Go through the listing beneath this task and return every line that carries the string "article".

Saved data entries
____

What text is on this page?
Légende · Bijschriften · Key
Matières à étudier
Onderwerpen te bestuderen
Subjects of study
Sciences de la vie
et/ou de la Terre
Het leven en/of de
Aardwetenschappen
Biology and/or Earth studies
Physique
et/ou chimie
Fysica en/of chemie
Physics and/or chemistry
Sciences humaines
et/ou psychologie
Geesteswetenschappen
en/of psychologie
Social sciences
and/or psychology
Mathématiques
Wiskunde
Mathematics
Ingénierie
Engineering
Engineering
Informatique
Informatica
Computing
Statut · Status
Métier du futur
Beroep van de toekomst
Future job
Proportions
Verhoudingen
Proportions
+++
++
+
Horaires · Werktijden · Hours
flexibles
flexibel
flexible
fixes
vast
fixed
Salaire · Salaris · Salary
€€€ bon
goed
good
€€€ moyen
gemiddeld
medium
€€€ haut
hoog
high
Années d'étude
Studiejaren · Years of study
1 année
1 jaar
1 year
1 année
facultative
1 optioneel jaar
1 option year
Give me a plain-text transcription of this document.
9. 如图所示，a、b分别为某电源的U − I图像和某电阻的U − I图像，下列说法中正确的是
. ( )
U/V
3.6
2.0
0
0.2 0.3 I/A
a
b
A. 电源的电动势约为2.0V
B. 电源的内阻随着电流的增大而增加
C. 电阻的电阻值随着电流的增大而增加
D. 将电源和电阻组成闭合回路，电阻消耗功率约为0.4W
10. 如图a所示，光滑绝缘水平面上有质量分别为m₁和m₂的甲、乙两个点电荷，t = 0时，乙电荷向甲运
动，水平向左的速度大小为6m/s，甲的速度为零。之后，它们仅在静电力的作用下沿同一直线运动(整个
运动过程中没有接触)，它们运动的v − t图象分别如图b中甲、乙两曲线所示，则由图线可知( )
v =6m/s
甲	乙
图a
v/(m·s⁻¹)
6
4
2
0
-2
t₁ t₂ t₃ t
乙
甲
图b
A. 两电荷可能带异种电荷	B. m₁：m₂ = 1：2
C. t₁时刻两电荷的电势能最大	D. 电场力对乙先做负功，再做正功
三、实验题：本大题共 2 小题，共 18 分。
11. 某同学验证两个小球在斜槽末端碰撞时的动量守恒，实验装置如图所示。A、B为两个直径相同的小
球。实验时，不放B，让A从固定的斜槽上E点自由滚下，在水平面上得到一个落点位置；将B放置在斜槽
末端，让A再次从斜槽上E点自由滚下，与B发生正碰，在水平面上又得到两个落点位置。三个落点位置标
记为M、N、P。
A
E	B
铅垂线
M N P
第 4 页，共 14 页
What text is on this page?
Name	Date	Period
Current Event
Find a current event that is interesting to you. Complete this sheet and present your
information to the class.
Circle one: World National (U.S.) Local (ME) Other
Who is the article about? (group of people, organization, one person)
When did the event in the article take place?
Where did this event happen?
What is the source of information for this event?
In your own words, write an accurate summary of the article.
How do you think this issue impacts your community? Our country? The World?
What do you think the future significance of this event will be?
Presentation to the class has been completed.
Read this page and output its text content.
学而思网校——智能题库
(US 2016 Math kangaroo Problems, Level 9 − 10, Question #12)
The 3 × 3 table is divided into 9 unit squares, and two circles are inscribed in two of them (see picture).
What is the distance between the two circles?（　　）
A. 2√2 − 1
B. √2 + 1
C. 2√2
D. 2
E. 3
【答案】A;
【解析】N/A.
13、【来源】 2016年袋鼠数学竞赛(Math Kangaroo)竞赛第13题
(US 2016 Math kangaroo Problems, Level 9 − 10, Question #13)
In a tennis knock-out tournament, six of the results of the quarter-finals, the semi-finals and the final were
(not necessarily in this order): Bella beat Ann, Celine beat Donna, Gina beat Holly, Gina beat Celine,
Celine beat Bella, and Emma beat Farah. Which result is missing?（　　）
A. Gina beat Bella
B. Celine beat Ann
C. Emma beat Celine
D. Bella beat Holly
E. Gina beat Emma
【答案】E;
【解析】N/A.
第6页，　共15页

____

TASK SOLUTION:
Who is the article about? (group of people, organization, one person)
When did the event in the article take place?
In your own words, write an accurate summary of the article.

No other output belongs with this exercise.